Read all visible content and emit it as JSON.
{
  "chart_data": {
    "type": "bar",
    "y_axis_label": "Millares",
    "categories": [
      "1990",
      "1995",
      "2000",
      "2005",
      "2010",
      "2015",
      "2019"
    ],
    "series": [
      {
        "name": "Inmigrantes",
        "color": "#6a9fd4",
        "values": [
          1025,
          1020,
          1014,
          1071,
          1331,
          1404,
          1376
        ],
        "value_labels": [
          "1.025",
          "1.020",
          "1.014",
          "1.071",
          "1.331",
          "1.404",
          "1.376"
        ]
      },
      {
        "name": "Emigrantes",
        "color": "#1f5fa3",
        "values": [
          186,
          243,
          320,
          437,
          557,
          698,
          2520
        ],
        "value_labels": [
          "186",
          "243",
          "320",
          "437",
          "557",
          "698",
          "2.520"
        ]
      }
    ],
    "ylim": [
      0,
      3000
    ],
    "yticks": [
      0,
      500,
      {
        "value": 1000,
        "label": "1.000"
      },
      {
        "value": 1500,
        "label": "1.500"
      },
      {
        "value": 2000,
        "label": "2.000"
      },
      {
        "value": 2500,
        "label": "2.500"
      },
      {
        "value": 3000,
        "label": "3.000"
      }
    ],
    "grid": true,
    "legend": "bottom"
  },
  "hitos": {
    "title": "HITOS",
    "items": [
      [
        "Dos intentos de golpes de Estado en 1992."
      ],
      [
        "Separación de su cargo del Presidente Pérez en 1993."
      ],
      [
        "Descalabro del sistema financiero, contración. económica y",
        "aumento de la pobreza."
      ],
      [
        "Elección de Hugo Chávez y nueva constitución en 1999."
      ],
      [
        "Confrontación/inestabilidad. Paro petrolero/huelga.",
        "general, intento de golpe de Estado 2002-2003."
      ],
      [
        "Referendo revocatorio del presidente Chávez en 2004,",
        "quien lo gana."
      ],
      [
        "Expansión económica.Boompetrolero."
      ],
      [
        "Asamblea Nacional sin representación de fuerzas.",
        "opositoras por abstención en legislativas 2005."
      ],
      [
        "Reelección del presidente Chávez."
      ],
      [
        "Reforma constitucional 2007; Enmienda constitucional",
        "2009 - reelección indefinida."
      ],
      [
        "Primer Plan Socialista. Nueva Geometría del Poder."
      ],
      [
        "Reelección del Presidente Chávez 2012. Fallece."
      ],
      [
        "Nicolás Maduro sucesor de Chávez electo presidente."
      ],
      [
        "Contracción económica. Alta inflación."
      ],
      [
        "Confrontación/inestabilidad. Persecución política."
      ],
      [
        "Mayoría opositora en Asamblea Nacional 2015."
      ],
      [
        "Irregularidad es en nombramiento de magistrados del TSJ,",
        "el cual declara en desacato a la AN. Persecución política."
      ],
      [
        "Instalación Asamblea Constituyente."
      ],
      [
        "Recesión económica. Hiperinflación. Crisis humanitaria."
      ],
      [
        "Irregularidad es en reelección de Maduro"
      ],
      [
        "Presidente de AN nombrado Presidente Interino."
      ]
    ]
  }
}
##############################
» What to work on
Restate all of the entries above precisely.

» Result below
Read all visible content and emit it as JSON.
{
  "chart_data": {
    "type": "bar",
    "y_axis_label": "Millares",
    "categories": [
      "1990",
      "1995",
      "2000",
      "2005",
      "2010",
      "2015",
      "2019"
    ],
    "series": [
      {
        "name": "Inmigrantes",
        "color": "#6a9fd4",
        "values": [
          1025,
          1020,
          1014,
          1071,
          1331,
          1404,
          1376
        ],
        "value_labels": [
          "1.025",
          "1.020",
          "1.014",
          "1.071",
          "1.331",
          "1.404",
          "1.376"
        ]
      },
      {
        "name": "Emigrantes",
        "color": "#1f5fa3",
        "values": [
          186,
          243,
          320,
          437,
          557,
          698,
          2520
        ],
        "value_labels": [
          "186",
          "243",
          "320",
          "437",
          "557",
          "698",
          "2.520"
        ]
      }
    ],
    "ylim": [
      0,
      3000
    ],
    "yticks": [
      0,
      500,
      {
        "value": 1000,
        "label": "1.000"
      },
      {
        "value": 1500,
        "label": "1.500"
      },
      {
        "value": 2000,
        "label": "2.000"
      },
      {
        "value": 2500,
        "label": "2.500"
      },
      {
        "value": 3000,
        "label": "3.000"
      }
    ],
    "grid": true,
    "legend": "bottom"
  },
  "hitos": {
    "title": "HITOS",
    "items": [
      [
        "Dos intentos de golpes de Estado en 1992."
      ],
      [
        "Separación de su cargo del Presidente Pérez en 1993."
      ],
      [
        "Descalabro del sistema financiero, contración. económica y",
        "aumento de la pobreza."
      ],
      [
        "Elección de Hugo Chávez y nueva constitución en 1999."
      ],
      [
        "Confrontación/inestabilidad. Paro petrolero/huelga.",
        "general, intento de golpe de Estado 2002-2003."
      ],
      [
        "Referendo revocatorio del presidente Chávez en 2004,",
        "quien lo gana."
      ],
      [
        "Expansión económica.Boompetrolero."
      ],
      [
        "Asamblea Nacional sin representación de fuerzas.",
        "opositoras por abstención en legislativas 2005."
      ],
      [
        "Reelección del presidente Chávez."
      ],
      [
        "Reforma constitucional 2007; Enmienda constitucional",
        "2009 - reelección indefinida."
      ],
      [
        "Primer Plan Socialista. Nueva Geometría del Poder."
      ],
      [
        "Reelección del Presidente Chávez 2012. Fallece."
      ],
      [
        "Nicolás Maduro sucesor de Chávez electo presidente."
      ],
      [
        "Contracción económica. Alta inflación."
      ],
      [
        "Confrontación/inestabilidad. Persecución política."
      ],
      [
        "Mayoría opositora en Asamblea Nacional 2015."
      ],
      [
        "Irregularidad es en nombramiento de magistrados del TSJ,",
        "el cual declara en desacato a la AN. Persecución política."
      ],
      [
        "Instalación Asamblea Constituyente."
      ],
      [
        "Recesión económica. Hiperinflación. Crisis humanitaria."
      ],
      [
        "Irregularidad es en reelección de Maduro"
      ],
      [
        "Presidente de AN nombrado Presidente Interino."
      ]
    ]
  }
}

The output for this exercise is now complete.